[Dataset excerpts]
------------

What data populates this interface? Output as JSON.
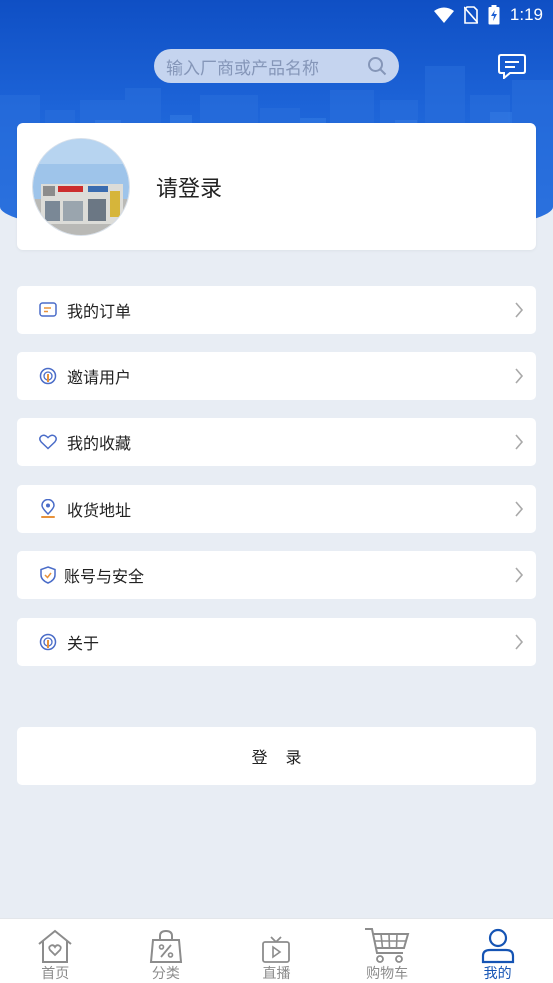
{
  "status_bar": {
    "time": "1:19"
  },
  "search": {
    "placeholder": "输入厂商或产品名称"
  },
  "profile": {
    "login_prompt": "请登录"
  },
  "menu": [
    {
      "label": "我的订单",
      "icon": "order-icon"
    },
    {
      "label": "邀请用户",
      "icon": "invite-icon"
    },
    {
      "label": "我的收藏",
      "icon": "heart-icon"
    },
    {
      "label": "收货地址",
      "icon": "location-pin-icon"
    },
    {
      "label": "账号与安全",
      "icon": "shield-icon"
    },
    {
      "label": "关于",
      "icon": "about-icon"
    }
  ],
  "login_button": {
    "label": "登录"
  },
  "bottom_nav": [
    {
      "label": "首页",
      "icon": "home-heart-icon",
      "active": false
    },
    {
      "label": "分类",
      "icon": "shopping-bag-percent-icon",
      "active": false
    },
    {
      "label": "直播",
      "icon": "tv-play-icon",
      "active": false
    },
    {
      "label": "购物车",
      "icon": "cart-icon",
      "active": false
    },
    {
      "label": "我的",
      "icon": "user-icon",
      "active": true
    }
  ],
  "colors": {
    "header_blue": "#1d64d8",
    "active_tab": "#1554b4",
    "inactive_tab": "#8c8c8c",
    "page_bg": "#e8edf4"
  }
}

------------

For the entries above, state how many lines contain the word "label". Provide the number by itself.

12